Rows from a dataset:

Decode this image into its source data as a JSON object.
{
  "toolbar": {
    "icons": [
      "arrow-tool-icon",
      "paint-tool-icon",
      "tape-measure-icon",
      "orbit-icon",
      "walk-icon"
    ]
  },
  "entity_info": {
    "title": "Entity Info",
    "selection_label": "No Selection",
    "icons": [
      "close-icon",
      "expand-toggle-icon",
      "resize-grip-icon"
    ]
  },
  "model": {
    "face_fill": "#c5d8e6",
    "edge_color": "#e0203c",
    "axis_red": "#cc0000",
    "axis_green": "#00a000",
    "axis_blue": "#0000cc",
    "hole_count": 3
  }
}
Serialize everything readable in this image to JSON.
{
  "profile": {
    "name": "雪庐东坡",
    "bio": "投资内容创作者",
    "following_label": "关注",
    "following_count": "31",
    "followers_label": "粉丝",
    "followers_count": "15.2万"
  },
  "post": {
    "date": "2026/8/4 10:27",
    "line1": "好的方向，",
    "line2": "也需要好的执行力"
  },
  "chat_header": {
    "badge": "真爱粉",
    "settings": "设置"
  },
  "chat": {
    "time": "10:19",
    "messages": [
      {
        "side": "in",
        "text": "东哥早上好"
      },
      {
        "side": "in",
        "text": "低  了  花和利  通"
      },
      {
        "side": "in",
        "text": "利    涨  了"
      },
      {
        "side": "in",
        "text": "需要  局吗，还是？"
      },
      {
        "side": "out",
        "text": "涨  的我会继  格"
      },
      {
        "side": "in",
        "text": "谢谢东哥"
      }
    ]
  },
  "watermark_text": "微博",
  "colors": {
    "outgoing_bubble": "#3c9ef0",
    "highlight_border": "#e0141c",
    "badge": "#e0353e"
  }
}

▶ _YOUR GOAL_:
Only the lines from the one containing "Serialize everything readable" to the end of the records should be repeated, exactly as they appear.

▶ _TASK OUTPUT_:
Serialize everything readable in this image to JSON.
{
  "profile": {
    "name": "雪庐东坡",
    "bio": "投资内容创作者",
    "following_label": "关注",
    "following_count": "31",
    "followers_label": "粉丝",
    "followers_count": "15.2万"
  },
  "post": {
    "date": "2026/8/4 10:27",
    "line1": "好的方向，",
    "line2": "也需要好的执行力"
  },
  "chat_header": {
    "badge": "真爱粉",
    "settings": "设置"
  },
  "chat": {
    "time": "10:19",
    "messages": [
      {
        "side": "in",
        "text": "东哥早上好"
      },
      {
        "side": "in",
        "text": "低  了  花和利  通"
      },
      {
        "side": "in",
        "text": "利    涨  了"
      },
      {
        "side": "in",
        "text": "需要  局吗，还是？"
      },
      {
        "side": "out",
        "text": "涨  的我会继  格"
      },
      {
        "side": "in",
        "text": "谢谢东哥"
      }
    ]
  },
  "watermark_text": "微博",
  "colors": {
    "outgoing_bubble": "#3c9ef0",
    "highlight_border": "#e0141c",
    "badge": "#e0353e"
  }
}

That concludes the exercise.